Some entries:
════════════════

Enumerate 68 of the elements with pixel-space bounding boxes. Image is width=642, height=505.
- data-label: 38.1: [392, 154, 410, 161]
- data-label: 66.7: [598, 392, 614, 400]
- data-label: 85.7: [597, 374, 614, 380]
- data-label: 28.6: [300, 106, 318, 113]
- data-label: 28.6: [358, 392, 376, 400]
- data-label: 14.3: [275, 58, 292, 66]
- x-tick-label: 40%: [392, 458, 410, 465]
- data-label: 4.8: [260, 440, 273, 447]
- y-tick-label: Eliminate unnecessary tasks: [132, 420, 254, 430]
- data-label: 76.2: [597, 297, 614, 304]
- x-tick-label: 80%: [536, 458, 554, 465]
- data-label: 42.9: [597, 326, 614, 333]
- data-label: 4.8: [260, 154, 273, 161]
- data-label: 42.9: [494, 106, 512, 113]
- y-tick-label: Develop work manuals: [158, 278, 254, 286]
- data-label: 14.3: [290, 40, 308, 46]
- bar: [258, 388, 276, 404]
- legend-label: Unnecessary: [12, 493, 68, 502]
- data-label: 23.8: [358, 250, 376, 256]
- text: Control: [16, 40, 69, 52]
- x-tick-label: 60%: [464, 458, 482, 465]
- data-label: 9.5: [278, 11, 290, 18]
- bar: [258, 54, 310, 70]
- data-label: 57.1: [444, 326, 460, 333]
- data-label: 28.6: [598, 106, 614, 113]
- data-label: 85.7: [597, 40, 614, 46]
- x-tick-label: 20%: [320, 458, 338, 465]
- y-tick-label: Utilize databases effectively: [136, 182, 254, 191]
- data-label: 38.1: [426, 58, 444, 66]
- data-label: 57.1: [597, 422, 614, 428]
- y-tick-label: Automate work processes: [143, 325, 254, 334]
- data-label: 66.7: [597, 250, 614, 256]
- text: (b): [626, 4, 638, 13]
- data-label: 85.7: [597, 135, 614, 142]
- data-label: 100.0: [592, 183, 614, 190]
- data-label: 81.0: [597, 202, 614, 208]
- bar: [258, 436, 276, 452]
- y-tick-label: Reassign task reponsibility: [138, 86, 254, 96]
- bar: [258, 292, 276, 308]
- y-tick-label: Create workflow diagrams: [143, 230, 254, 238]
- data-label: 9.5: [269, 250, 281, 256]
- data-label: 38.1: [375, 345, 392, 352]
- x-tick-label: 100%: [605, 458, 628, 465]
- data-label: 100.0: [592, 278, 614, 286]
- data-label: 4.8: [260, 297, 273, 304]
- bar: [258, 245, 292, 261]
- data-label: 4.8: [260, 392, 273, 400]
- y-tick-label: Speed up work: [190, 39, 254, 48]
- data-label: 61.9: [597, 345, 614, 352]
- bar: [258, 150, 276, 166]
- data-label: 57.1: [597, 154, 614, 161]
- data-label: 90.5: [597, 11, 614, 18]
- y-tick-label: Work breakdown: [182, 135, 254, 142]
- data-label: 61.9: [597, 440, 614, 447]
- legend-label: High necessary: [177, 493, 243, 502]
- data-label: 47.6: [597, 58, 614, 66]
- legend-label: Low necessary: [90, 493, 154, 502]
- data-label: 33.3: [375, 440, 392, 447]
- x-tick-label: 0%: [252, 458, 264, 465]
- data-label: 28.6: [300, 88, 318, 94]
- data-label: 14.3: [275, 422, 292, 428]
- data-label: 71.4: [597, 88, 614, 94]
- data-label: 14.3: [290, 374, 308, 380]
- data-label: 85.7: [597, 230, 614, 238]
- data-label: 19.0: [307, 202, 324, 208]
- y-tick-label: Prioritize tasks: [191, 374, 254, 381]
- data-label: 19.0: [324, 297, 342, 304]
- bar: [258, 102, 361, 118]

════════════════

Given request: Reproduce every line of all the entries above verbatim.

Solution to the exercise:
Enumerate 68 of the elements with pixel-space bounding boxes. Image is width=642, height=505.
- data-label: 38.1: [392, 154, 410, 161]
- data-label: 66.7: [598, 392, 614, 400]
- data-label: 85.7: [597, 374, 614, 380]
- data-label: 28.6: [300, 106, 318, 113]
- data-label: 28.6: [358, 392, 376, 400]
- data-label: 14.3: [275, 58, 292, 66]
- x-tick-label: 40%: [392, 458, 410, 465]
- data-label: 4.8: [260, 440, 273, 447]
- y-tick-label: Eliminate unnecessary tasks: [132, 420, 254, 430]
- data-label: 76.2: [597, 297, 614, 304]
- x-tick-label: 80%: [536, 458, 554, 465]
- data-label: 42.9: [597, 326, 614, 333]
- data-label: 4.8: [260, 154, 273, 161]
- data-label: 42.9: [494, 106, 512, 113]
- y-tick-label: Develop work manuals: [158, 278, 254, 286]
- data-label: 14.3: [290, 40, 308, 46]
- bar: [258, 388, 276, 404]
- legend-label: Unnecessary: [12, 493, 68, 502]
- data-label: 23.8: [358, 250, 376, 256]
- text: Control: [16, 40, 69, 52]
- x-tick-label: 60%: [464, 458, 482, 465]
- data-label: 9.5: [278, 11, 290, 18]
- bar: [258, 54, 310, 70]
- data-label: 57.1: [444, 326, 460, 333]
- data-label: 28.6: [598, 106, 614, 113]
- data-label: 85.7: [597, 40, 614, 46]
- x-tick-label: 20%: [320, 458, 338, 465]
- y-tick-label: Utilize databases effectively: [136, 182, 254, 191]
- data-label: 38.1: [426, 58, 444, 66]
- data-label: 57.1: [597, 422, 614, 428]
- y-tick-label: Automate work processes: [143, 325, 254, 334]
- data-label: 66.7: [597, 250, 614, 256]
- text: (b): [626, 4, 638, 13]
- data-label: 85.7: [597, 135, 614, 142]
- data-label: 100.0: [592, 183, 614, 190]
- data-label: 81.0: [597, 202, 614, 208]
- bar: [258, 436, 276, 452]
- y-tick-label: Reassign task reponsibility: [138, 86, 254, 96]
- bar: [258, 292, 276, 308]
- y-tick-label: Create workflow diagrams: [143, 230, 254, 238]
- data-label: 9.5: [269, 250, 281, 256]
- data-label: 38.1: [375, 345, 392, 352]
- x-tick-label: 100%: [605, 458, 628, 465]
- data-label: 100.0: [592, 278, 614, 286]
- data-label: 4.8: [260, 297, 273, 304]
- bar: [258, 245, 292, 261]
- data-label: 4.8: [260, 392, 273, 400]
- y-tick-label: Speed up work: [190, 39, 254, 48]
- data-label: 61.9: [597, 345, 614, 352]
- bar: [258, 150, 276, 166]
- data-label: 57.1: [597, 154, 614, 161]
- data-label: 90.5: [597, 11, 614, 18]
- y-tick-label: Work breakdown: [182, 135, 254, 142]
- data-label: 61.9: [597, 440, 614, 447]
- legend-label: High necessary: [177, 493, 243, 502]
- data-label: 47.6: [597, 58, 614, 66]
- legend-label: Low necessary: [90, 493, 154, 502]
- data-label: 33.3: [375, 440, 392, 447]
- x-tick-label: 0%: [252, 458, 264, 465]
- data-label: 28.6: [300, 88, 318, 94]
- data-label: 14.3: [275, 422, 292, 428]
- data-label: 71.4: [597, 88, 614, 94]
- data-label: 14.3: [290, 374, 308, 380]
- data-label: 85.7: [597, 230, 614, 238]
- data-label: 19.0: [307, 202, 324, 208]
- y-tick-label: Prioritize tasks: [191, 374, 254, 381]
- data-label: 19.0: [324, 297, 342, 304]
- bar: [258, 102, 361, 118]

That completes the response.